What lines of the data hold the string "this"? Pull each one out.

___ Working data

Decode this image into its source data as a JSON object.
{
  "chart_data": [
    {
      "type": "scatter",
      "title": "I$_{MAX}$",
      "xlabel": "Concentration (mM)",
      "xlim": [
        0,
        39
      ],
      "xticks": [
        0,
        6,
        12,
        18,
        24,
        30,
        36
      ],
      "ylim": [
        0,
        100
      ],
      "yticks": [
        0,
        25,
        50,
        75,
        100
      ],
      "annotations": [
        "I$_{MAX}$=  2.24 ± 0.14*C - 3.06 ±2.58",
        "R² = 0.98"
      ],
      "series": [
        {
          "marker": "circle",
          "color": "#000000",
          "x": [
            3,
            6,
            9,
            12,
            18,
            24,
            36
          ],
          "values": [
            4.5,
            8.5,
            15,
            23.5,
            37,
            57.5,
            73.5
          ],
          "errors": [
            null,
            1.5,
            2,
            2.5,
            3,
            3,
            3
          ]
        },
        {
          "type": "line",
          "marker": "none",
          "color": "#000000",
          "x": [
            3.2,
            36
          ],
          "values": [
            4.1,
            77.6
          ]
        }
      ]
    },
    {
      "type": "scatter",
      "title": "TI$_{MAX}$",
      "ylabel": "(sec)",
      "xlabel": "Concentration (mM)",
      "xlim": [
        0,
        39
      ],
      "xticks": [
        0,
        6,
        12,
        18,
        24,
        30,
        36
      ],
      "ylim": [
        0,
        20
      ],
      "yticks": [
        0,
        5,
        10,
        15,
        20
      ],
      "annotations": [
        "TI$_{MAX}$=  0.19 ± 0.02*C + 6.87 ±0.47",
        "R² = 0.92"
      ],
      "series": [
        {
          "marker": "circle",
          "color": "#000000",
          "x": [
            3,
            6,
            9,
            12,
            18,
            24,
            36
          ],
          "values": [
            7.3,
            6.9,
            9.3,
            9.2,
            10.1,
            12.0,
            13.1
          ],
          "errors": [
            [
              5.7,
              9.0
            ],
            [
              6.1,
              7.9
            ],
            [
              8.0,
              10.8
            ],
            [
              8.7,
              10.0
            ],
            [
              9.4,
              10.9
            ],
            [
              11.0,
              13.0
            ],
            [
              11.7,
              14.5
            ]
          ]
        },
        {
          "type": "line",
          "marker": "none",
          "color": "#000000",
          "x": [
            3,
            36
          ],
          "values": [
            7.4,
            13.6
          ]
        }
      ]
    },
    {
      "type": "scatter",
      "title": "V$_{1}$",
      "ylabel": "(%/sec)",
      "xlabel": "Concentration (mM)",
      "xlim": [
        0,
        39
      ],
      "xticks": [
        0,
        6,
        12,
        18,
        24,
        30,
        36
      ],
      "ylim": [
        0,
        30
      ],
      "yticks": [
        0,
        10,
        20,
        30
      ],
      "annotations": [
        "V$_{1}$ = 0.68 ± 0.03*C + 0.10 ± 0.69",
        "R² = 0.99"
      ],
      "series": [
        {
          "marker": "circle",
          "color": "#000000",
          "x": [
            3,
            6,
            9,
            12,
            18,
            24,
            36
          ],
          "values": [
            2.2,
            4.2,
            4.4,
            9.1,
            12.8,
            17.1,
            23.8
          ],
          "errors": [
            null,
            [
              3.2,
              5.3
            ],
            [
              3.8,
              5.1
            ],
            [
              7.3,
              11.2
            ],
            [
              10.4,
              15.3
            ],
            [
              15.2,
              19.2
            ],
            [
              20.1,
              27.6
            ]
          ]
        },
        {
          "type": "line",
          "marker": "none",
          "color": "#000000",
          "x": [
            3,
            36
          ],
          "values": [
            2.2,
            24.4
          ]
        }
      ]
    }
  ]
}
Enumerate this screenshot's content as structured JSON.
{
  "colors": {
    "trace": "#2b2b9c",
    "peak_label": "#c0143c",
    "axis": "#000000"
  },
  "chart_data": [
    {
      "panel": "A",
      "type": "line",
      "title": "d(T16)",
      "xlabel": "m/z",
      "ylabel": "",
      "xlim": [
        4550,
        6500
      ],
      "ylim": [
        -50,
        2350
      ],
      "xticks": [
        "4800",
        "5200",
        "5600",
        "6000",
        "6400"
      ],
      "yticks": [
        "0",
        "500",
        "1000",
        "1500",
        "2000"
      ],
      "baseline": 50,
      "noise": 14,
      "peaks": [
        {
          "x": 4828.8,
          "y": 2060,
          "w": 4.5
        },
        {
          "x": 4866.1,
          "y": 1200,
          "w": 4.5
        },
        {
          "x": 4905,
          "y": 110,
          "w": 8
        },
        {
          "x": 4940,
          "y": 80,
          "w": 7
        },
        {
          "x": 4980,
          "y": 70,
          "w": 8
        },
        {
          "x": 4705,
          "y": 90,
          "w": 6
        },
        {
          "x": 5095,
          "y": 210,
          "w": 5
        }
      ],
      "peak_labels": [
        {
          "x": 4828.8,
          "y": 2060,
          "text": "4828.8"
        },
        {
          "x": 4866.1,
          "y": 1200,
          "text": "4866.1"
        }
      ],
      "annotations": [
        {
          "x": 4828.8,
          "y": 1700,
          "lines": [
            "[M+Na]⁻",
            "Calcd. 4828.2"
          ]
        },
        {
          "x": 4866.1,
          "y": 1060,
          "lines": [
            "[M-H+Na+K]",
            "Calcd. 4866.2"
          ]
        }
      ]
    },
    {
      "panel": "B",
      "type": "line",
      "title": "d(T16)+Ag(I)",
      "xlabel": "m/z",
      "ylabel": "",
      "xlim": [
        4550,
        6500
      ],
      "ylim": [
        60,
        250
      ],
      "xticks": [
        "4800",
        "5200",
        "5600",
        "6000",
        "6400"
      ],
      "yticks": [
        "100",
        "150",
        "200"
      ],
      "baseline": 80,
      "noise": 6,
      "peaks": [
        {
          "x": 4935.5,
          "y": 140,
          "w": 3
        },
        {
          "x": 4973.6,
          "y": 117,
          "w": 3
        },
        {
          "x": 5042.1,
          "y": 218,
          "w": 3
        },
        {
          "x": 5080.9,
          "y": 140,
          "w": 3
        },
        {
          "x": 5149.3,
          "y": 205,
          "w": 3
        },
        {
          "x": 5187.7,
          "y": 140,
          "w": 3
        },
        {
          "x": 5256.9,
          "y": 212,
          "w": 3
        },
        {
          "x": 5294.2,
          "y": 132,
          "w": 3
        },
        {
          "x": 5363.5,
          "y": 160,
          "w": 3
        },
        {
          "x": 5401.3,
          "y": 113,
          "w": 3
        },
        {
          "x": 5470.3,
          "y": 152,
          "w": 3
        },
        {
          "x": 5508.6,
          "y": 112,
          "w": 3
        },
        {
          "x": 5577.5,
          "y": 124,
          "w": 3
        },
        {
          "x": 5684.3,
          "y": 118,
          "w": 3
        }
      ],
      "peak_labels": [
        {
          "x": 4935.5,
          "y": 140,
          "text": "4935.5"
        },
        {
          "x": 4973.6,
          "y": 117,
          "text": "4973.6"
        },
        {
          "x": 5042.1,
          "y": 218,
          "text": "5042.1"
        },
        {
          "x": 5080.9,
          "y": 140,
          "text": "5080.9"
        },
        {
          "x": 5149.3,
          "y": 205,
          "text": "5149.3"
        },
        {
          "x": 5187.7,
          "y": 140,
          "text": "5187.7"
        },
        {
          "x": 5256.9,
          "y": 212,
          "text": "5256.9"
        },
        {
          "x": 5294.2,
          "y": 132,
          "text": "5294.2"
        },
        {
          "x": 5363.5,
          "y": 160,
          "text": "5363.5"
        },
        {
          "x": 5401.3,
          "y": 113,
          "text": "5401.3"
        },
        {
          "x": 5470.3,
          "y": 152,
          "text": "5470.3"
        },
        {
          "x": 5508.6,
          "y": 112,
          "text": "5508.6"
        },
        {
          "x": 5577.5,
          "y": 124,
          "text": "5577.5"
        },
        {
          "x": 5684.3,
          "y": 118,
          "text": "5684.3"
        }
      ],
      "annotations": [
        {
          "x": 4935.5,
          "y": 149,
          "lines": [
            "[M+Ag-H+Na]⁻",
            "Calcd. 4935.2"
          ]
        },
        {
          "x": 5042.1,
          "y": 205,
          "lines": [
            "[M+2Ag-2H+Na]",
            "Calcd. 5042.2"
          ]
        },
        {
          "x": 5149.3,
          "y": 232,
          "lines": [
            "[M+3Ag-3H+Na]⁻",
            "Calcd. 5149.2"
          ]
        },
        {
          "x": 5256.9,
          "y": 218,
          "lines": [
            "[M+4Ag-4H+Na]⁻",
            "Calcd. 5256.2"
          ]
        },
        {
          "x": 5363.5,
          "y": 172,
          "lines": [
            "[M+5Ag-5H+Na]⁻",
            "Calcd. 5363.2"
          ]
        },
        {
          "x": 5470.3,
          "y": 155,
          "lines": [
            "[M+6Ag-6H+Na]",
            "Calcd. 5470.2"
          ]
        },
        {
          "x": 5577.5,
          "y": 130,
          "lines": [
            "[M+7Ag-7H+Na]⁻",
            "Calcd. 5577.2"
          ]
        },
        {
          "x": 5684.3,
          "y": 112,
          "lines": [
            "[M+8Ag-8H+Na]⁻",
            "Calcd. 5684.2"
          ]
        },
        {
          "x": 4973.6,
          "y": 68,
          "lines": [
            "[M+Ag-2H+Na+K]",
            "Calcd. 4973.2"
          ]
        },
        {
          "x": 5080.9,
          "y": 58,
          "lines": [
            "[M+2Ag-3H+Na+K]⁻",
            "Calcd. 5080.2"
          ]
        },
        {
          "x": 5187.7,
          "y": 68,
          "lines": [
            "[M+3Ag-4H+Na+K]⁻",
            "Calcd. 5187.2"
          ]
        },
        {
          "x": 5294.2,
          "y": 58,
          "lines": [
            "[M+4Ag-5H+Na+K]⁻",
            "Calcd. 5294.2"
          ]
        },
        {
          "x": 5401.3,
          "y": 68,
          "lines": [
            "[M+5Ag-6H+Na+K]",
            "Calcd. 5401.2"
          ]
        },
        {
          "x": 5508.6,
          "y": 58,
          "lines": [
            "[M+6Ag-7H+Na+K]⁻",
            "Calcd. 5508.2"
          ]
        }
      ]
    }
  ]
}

______

# [Output below]
Decode this image into its source data as a JSON object.
Enumerate this screenshot's content as structured JSON.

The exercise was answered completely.